[START SUPPLIED DATA]

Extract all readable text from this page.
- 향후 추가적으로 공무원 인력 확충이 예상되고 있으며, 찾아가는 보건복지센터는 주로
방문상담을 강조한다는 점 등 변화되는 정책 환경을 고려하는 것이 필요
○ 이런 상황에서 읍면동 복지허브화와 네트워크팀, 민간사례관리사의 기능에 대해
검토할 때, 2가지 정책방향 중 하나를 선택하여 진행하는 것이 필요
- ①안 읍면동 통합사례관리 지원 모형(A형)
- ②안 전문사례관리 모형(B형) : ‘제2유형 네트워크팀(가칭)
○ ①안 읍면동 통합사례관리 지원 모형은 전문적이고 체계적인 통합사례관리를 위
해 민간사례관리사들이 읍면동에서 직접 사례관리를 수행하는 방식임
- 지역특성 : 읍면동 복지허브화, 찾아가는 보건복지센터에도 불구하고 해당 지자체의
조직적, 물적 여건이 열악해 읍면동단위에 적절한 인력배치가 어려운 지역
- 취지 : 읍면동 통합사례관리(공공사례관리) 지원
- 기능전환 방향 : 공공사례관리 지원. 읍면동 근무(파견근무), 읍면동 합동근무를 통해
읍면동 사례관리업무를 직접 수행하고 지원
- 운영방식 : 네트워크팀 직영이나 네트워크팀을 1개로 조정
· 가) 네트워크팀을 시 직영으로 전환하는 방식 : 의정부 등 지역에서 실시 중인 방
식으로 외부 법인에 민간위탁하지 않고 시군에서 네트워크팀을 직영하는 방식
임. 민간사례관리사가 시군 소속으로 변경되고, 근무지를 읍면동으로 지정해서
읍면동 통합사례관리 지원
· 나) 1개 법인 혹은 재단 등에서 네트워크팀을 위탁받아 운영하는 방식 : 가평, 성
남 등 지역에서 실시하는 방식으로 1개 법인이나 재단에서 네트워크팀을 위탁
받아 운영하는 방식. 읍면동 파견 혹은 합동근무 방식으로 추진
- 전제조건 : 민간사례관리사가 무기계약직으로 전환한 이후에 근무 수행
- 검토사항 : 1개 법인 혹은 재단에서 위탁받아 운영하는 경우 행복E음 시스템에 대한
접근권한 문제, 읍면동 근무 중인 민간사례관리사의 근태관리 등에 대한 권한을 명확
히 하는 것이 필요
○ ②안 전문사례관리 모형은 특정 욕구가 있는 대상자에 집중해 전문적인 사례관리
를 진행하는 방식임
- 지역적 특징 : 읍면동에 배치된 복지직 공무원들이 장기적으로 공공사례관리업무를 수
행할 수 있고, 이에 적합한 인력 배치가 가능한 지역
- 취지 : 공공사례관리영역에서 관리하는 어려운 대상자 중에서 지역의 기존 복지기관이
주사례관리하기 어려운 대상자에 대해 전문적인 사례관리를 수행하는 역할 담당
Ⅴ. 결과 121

[END SUPPLIED DATA]

Please reproduce all of the entries exactly as they stand.

• ANSWER FOR THIS EXERCISE:
Extract all readable text from this page.
- 향후 추가적으로 공무원 인력 확충이 예상되고 있으며, 찾아가는 보건복지센터는 주로
방문상담을 강조한다는 점 등 변화되는 정책 환경을 고려하는 것이 필요
○ 이런 상황에서 읍면동 복지허브화와 네트워크팀, 민간사례관리사의 기능에 대해
검토할 때, 2가지 정책방향 중 하나를 선택하여 진행하는 것이 필요
- ①안 읍면동 통합사례관리 지원 모형(A형)
- ②안 전문사례관리 모형(B형) : ‘제2유형 네트워크팀(가칭)
○ ①안 읍면동 통합사례관리 지원 모형은 전문적이고 체계적인 통합사례관리를 위
해 민간사례관리사들이 읍면동에서 직접 사례관리를 수행하는 방식임
- 지역특성 : 읍면동 복지허브화, 찾아가는 보건복지센터에도 불구하고 해당 지자체의
조직적, 물적 여건이 열악해 읍면동단위에 적절한 인력배치가 어려운 지역
- 취지 : 읍면동 통합사례관리(공공사례관리) 지원
- 기능전환 방향 : 공공사례관리 지원. 읍면동 근무(파견근무), 읍면동 합동근무를 통해
읍면동 사례관리업무를 직접 수행하고 지원
- 운영방식 : 네트워크팀 직영이나 네트워크팀을 1개로 조정
· 가) 네트워크팀을 시 직영으로 전환하는 방식 : 의정부 등 지역에서 실시 중인 방
식으로 외부 법인에 민간위탁하지 않고 시군에서 네트워크팀을 직영하는 방식
임. 민간사례관리사가 시군 소속으로 변경되고, 근무지를 읍면동으로 지정해서
읍면동 통합사례관리 지원
· 나) 1개 법인 혹은 재단 등에서 네트워크팀을 위탁받아 운영하는 방식 : 가평, 성
남 등 지역에서 실시하는 방식으로 1개 법인이나 재단에서 네트워크팀을 위탁
받아 운영하는 방식. 읍면동 파견 혹은 합동근무 방식으로 추진
- 전제조건 : 민간사례관리사가 무기계약직으로 전환한 이후에 근무 수행
- 검토사항 : 1개 법인 혹은 재단에서 위탁받아 운영하는 경우 행복E음 시스템에 대한
접근권한 문제, 읍면동 근무 중인 민간사례관리사의 근태관리 등에 대한 권한을 명확
히 하는 것이 필요
○ ②안 전문사례관리 모형은 특정 욕구가 있는 대상자에 집중해 전문적인 사례관리
를 진행하는 방식임
- 지역적 특징 : 읍면동에 배치된 복지직 공무원들이 장기적으로 공공사례관리업무를 수
행할 수 있고, 이에 적합한 인력 배치가 가능한 지역
- 취지 : 공공사례관리영역에서 관리하는 어려운 대상자 중에서 지역의 기존 복지기관이
주사례관리하기 어려운 대상자에 대해 전문적인 사례관리를 수행하는 역할 담당
Ⅴ. 결과 121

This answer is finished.